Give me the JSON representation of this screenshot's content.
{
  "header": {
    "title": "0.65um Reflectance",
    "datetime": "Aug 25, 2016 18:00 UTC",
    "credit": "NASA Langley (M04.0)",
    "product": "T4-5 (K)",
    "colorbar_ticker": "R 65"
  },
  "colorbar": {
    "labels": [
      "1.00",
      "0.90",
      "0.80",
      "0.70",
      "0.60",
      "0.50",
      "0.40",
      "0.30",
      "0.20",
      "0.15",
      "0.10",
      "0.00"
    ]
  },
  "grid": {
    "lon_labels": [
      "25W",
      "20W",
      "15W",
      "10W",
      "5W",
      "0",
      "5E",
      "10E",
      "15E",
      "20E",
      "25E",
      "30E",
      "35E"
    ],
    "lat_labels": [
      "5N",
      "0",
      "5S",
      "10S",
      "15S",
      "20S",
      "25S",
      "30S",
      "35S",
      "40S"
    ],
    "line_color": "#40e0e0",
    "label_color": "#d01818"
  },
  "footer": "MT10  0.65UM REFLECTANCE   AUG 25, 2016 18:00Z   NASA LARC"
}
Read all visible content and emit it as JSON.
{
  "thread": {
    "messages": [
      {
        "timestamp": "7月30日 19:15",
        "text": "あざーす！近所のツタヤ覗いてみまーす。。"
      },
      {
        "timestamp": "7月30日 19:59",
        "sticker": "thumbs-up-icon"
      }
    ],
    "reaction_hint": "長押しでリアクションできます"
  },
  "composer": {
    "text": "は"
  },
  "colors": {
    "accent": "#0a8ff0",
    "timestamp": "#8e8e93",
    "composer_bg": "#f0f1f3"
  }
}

:::

◆ WRITTEN REQUEST ◆
Extract every line containing the string "NASA" from the data above.

◆ TASK RESULT ◆
    "credit": "NASA Langley (M04.0)",
  "footer": "MT10  0.65UM REFLECTANCE   AUG 25, 2016 18:00Z   NASA LARC"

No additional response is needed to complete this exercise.